Introducción

Los filósofos son unos tipos que meten las narices en todo. Armados con su sola razón se inmiscuyen en todos los asuntos humanos y divinos. Se presentan allí donde nadie los llama, unas veces con desfachatez, otras con empuje y valentía, a menudo con poca vergüenza, sin temer al ridículo, como impulsados por un oculto deseo, ese hormigueo intelectual que Platón llamaba eros. Casi siempre vienen a aguar la fiesta, a resquebrajar nuestras seguridades o a ponerlo todo patas arriba. ¡Qué alivio, qué sosiego, qué despreocupación, cuando las narices de los filósofos no están al acecho!

Pero, por mucho que los rehuyamos, están por todas partes; deshacerse de ellos es tan difícil como saltar sobre la propia sombra. Querámoslo o no, están, han estado y estarán. Desde hace veinticinco siglos no cesan de meter las narices, o lo que es lo mismo, de filosofar, pues el filósofo es un cazador furtivo, un trampero que no tiene un coto contratado y debe invadir territorios ajenos. Por eso justamente son tan peligrosos, porque la caza furtiva es su profesión y la intromisión (por narices), su vocación.

──────────

> _CONSIGNA A_
¿Qué líneas de las entradas que siguen contienen la cadena "Conf"? Identifícalas y cópialas completas.

──────────

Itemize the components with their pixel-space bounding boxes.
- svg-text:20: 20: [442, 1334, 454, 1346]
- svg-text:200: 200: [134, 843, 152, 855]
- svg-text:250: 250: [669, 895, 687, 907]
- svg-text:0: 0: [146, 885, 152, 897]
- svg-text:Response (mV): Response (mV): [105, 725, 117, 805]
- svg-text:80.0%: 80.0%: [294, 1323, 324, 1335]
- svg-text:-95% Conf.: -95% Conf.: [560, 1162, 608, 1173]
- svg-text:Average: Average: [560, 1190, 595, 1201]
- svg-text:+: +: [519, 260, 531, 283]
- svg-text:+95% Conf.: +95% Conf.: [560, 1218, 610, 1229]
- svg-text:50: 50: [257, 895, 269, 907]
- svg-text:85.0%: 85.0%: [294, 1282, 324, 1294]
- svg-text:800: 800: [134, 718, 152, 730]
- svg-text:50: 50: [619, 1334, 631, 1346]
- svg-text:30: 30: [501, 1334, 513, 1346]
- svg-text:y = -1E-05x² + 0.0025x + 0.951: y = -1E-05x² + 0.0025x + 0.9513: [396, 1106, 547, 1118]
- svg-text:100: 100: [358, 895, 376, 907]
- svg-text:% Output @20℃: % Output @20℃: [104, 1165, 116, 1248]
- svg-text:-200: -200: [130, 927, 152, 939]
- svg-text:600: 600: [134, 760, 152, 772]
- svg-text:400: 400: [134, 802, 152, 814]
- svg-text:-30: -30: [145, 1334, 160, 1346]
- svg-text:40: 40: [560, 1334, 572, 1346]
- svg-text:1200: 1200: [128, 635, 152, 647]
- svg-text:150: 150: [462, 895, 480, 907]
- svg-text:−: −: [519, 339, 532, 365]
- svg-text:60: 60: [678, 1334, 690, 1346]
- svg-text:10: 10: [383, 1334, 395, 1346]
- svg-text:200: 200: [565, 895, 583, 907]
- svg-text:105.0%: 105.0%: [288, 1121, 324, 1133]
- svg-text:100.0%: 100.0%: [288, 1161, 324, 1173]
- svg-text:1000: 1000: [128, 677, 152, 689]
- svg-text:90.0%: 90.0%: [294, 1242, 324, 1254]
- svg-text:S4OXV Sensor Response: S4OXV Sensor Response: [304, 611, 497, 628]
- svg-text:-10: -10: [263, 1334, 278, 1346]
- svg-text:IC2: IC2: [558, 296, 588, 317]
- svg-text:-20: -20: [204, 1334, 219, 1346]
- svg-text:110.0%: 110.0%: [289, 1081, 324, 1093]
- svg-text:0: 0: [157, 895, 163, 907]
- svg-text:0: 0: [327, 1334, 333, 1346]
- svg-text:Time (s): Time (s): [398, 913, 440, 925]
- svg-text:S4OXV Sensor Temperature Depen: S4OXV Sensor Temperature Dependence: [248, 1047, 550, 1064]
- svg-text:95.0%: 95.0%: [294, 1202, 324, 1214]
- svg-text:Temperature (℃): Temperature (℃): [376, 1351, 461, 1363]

──────────

> _CONSIGNA B_
Retoma el texto sobre los filósofos y continúalo a partir de su última oración.

> _RESPUESTA ESPERADA A_
- svg-text:-95% Conf.: -95% Conf.: [560, 1162, 608, 1173]
- svg-text:+95% Conf.: +95% Conf.: [560, 1218, 610, 1229]

> _RESPUESTA ESPERADA B_
Estos insolentes personajes me recuerdan a aquel chiquillo del eixemplo de El conde Lucanor, que fue el único en atreverse a advertir al rey que andaba desnudo. El niño se rió de su real majestad a mandíbula batiente, lo que molestó terriblemente al soberano; pero también le hizo ver el engaño, le hizo darse cuenta de que quienes realmente se reían de él eran los tramposos sastres de la corte y los súbditos hipócritas que aplaudían su etérea vestimenta. Gracias a la risotada de un mocoso (repárese en su relación con las narices), o mejor, gracias a que el rey se la tomó en serio, se desfizo el engaño, se reconoció la real desnudez y la verdad, aunque indigna, afloró de pronto como entra el sol al abrir los postigos.

Tengo para mí que los filósofos son chiquillos traviesos que andan tocando las narices al personal. Es su cometido, su profesión, su razón de ser y su orgullo. No les queda otro remedio, pues los dioses a quienes veneran les incitan a hacerlo. No deben cejar en el empeño de meterse en harina de cualquier costal, pues así está escrito en su manual de instrucciones, así lo heredan de sus antepasados, así lo pronuncian en un solemne juramento que, aunque no llegue a hipocrático, tiene mucho de «socrático». El amor a la sabiduría que profesan los obliga a mantener las narices siempre en guardia, dispuestas a llegarse allí donde la prepotencia, el exceso de orgullo y la falta de humildad ciegan las mentes de los hombres.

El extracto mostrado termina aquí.